> [Set task]: Will you quote all of the entries, word for word?

'''

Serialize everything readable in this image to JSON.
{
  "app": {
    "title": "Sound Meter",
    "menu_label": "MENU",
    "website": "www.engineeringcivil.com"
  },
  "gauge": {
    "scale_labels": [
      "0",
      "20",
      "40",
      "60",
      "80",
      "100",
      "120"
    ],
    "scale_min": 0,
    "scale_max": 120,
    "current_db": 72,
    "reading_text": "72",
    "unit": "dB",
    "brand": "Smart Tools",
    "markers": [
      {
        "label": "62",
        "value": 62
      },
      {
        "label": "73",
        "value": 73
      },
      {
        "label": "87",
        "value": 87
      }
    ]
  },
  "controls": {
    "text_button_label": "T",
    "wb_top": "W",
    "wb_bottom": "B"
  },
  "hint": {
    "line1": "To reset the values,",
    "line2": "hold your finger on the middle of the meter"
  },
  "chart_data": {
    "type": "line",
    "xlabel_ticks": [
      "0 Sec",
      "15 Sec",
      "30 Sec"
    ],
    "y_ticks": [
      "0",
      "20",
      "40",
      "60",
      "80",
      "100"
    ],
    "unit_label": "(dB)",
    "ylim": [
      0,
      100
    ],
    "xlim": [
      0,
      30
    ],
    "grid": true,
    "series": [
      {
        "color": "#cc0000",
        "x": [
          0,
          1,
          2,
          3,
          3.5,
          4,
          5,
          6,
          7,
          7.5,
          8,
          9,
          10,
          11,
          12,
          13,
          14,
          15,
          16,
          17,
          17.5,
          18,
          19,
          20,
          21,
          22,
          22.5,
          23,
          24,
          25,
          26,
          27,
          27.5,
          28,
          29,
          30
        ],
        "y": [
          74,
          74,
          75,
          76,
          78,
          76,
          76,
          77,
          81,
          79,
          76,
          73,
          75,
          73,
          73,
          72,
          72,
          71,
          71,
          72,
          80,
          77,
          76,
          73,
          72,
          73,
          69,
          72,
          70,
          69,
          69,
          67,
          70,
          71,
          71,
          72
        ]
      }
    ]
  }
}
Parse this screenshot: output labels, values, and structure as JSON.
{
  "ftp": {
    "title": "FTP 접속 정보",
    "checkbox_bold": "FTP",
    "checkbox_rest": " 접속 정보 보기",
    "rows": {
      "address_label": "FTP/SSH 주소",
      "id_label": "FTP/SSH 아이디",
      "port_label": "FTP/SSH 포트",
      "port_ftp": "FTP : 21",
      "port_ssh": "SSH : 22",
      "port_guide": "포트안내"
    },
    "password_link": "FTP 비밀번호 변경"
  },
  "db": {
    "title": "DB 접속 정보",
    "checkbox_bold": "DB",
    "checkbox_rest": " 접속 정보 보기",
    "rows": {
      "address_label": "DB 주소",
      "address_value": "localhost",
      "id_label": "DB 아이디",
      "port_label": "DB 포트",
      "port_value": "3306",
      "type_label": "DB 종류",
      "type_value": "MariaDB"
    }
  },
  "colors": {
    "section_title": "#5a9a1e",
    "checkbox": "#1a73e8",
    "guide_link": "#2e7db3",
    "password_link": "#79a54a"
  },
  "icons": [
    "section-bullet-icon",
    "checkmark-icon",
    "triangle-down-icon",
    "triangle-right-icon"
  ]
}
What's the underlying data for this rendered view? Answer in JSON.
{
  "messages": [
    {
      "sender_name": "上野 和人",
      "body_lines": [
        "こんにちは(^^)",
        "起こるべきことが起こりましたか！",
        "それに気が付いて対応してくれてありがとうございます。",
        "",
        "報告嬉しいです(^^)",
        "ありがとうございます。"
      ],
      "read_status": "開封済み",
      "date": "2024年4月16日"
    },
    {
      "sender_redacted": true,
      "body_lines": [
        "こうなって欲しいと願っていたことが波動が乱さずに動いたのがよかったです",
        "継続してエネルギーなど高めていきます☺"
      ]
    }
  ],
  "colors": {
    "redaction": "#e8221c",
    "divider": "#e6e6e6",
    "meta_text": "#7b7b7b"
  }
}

'''

> [The reply]:
Serialize everything readable in this image to JSON.
{
  "app": {
    "title": "Sound Meter",
    "menu_label": "MENU",
    "website": "www.engineeringcivil.com"
  },
  "gauge": {
    "scale_labels": [
      "0",
      "20",
      "40",
      "60",
      "80",
      "100",
      "120"
    ],
    "scale_min": 0,
    "scale_max": 120,
    "current_db": 72,
    "reading_text": "72",
    "unit": "dB",
    "brand": "Smart Tools",
    "markers": [
      {
        "label": "62",
        "value": 62
      },
      {
        "label": "73",
        "value": 73
      },
      {
        "label": "87",
        "value": 87
      }
    ]
  },
  "controls": {
    "text_button_label": "T",
    "wb_top": "W",
    "wb_bottom": "B"
  },
  "hint": {
    "line1": "To reset the values,",
    "line2": "hold your finger on the middle of the meter"
  },
  "chart_data": {
    "type": "line",
    "xlabel_ticks": [
      "0 Sec",
      "15 Sec",
      "30 Sec"
    ],
    "y_ticks": [
      "0",
      "20",
      "40",
      "60",
      "80",
      "100"
    ],
    "unit_label": "(dB)",
    "ylim": [
      0,
      100
    ],
    "xlim": [
      0,
      30
    ],
    "grid": true,
    "series": [
      {
        "color": "#cc0000",
        "x": [
          0,
          1,
          2,
          3,
          3.5,
          4,
          5,
          6,
          7,
          7.5,
          8,
          9,
          10,
          11,
          12,
          13,
          14,
          15,
          16,
          17,
          17.5,
          18,
          19,
          20,
          21,
          22,
          22.5,
          23,
          24,
          25,
          26,
          27,
          27.5,
          28,
          29,
          30
        ],
        "y": [
          74,
          74,
          75,
          76,
          78,
          76,
          76,
          77,
          81,
          79,
          76,
          73,
          75,
          73,
          73,
          72,
          72,
          71,
          71,
          72,
          80,
          77,
          76,
          73,
          72,
          73,
          69,
          72,
          70,
          69,
          69,
          67,
          70,
          71,
          71,
          72
        ]
      }
    ]
  }
}
Parse this screenshot: output labels, values, and structure as JSON.
{
  "ftp": {
    "title": "FTP 접속 정보",
    "checkbox_bold": "FTP",
    "checkbox_rest": " 접속 정보 보기",
    "rows": {
      "address_label": "FTP/SSH 주소",
      "id_label": "FTP/SSH 아이디",
      "port_label": "FTP/SSH 포트",
      "port_ftp": "FTP : 21",
      "port_ssh": "SSH : 22",
      "port_guide": "포트안내"
    },
    "password_link": "FTP 비밀번호 변경"
  },
  "db": {
    "title": "DB 접속 정보",
    "checkbox_bold": "DB",
    "checkbox_rest": " 접속 정보 보기",
    "rows": {
      "address_label": "DB 주소",
      "address_value": "localhost",
      "id_label": "DB 아이디",
      "port_label": "DB 포트",
      "port_value": "3306",
      "type_label": "DB 종류",
      "type_value": "MariaDB"
    }
  },
  "colors": {
    "section_title": "#5a9a1e",
    "checkbox": "#1a73e8",
    "guide_link": "#2e7db3",
    "password_link": "#79a54a"
  },
  "icons": [
    "section-bullet-icon",
    "checkmark-icon",
    "triangle-down-icon",
    "triangle-right-icon"
  ]
}
What's the underlying data for this rendered view? Answer in JSON.
{
  "messages": [
    {
      "sender_name": "上野 和人",
      "body_lines": [
        "こんにちは(^^)",
        "起こるべきことが起こりましたか！",
        "それに気が付いて対応してくれてありがとうございます。",
        "",
        "報告嬉しいです(^^)",
        "ありがとうございます。"
      ],
      "read_status": "開封済み",
      "date": "2024年4月16日"
    },
    {
      "sender_redacted": true,
      "body_lines": [
        "こうなって欲しいと願っていたことが波動が乱さずに動いたのがよかったです",
        "継続してエネルギーなど高めていきます☺"
      ]
    }
  ],
  "colors": {
    "redaction": "#e8221c",
    "divider": "#e6e6e6",
    "meta_text": "#7b7b7b"
  }
}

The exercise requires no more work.